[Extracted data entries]
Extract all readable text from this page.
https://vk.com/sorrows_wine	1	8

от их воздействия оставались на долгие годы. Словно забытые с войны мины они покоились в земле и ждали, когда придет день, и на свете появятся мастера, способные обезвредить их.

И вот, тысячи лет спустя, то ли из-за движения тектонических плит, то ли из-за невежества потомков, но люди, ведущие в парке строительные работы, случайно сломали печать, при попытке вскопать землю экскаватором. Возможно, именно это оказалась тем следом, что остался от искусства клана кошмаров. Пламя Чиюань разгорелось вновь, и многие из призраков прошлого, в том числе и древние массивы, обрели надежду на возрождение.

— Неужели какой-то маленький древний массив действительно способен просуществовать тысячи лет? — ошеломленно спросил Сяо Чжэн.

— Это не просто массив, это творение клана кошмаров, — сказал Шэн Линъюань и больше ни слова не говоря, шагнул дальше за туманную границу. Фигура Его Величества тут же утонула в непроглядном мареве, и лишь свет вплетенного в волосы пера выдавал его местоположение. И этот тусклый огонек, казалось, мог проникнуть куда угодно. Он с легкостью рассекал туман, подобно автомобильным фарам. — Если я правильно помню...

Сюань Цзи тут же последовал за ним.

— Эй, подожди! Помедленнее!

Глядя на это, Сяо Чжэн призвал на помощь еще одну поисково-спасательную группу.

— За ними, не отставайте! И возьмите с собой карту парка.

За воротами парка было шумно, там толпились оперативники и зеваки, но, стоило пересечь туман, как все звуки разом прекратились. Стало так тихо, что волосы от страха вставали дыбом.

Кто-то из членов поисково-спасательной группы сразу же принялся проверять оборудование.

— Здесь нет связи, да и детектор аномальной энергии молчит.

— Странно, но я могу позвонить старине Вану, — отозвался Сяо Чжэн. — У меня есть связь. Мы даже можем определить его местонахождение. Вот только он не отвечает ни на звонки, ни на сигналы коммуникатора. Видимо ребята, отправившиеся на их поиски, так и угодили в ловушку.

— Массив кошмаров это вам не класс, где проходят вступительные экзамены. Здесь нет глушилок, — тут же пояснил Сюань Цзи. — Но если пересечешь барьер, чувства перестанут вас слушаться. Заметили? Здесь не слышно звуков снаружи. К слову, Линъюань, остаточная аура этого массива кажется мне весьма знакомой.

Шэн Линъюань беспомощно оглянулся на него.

--

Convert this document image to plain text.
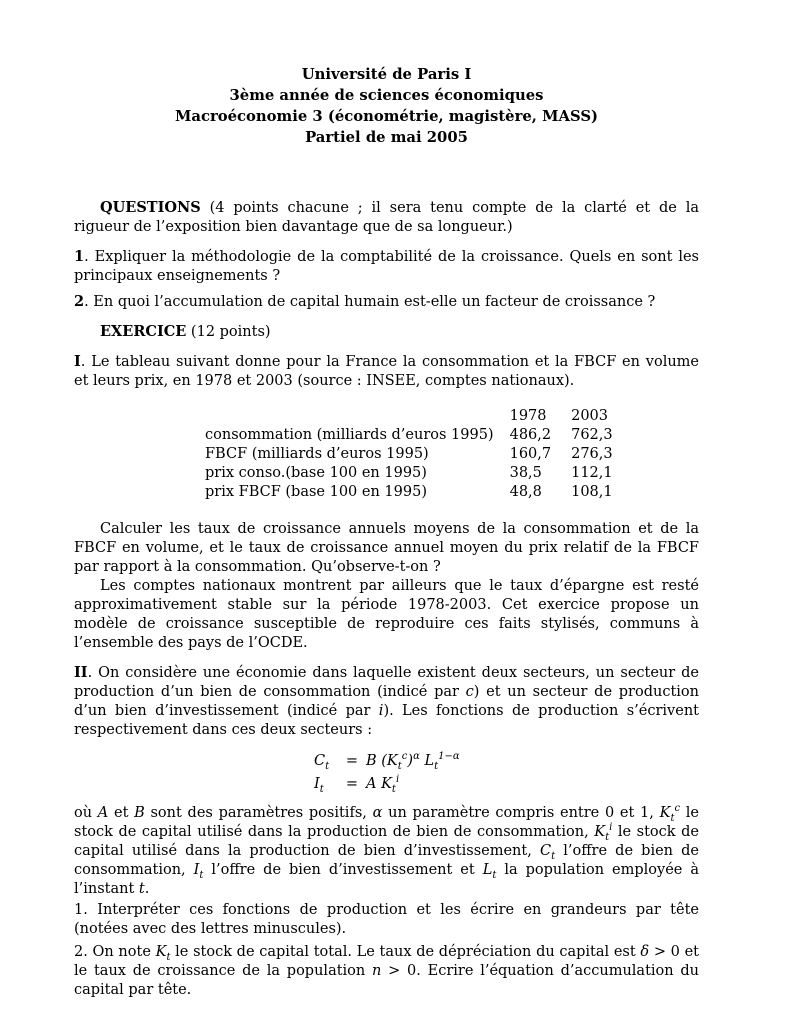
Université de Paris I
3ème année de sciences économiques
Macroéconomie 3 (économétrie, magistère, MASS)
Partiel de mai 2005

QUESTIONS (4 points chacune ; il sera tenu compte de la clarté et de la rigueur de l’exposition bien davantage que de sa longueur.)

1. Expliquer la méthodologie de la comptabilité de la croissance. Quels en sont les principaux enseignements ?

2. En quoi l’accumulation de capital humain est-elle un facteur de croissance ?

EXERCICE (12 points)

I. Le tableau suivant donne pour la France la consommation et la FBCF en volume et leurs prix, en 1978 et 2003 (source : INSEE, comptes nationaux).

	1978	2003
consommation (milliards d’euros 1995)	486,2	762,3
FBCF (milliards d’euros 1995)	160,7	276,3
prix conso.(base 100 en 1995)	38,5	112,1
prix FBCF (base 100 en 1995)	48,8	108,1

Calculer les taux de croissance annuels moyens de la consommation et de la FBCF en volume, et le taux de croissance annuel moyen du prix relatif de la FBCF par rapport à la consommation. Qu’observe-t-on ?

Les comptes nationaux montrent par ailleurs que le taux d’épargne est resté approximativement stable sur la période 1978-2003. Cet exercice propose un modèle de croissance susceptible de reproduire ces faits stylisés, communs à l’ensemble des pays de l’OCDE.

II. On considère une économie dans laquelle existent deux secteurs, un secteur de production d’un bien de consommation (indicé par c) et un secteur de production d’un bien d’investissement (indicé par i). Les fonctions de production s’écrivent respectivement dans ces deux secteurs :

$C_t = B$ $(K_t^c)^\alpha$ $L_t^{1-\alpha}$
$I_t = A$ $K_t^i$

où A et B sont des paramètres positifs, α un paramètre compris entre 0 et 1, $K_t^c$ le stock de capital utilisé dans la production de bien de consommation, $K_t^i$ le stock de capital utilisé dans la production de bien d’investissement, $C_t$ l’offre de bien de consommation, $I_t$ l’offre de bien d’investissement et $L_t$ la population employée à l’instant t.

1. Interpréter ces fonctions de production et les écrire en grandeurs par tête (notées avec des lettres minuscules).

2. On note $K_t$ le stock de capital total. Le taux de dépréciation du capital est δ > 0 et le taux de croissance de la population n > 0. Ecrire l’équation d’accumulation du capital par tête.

* [EXERCISE DETAILS]
Return the lines of the records that include the string "milliards".

* [WRITTEN ANSWER]
consommation (milliards d’euros 1995)	486,2	762,3
FBCF (milliards d’euros 1995)	160,7	276,3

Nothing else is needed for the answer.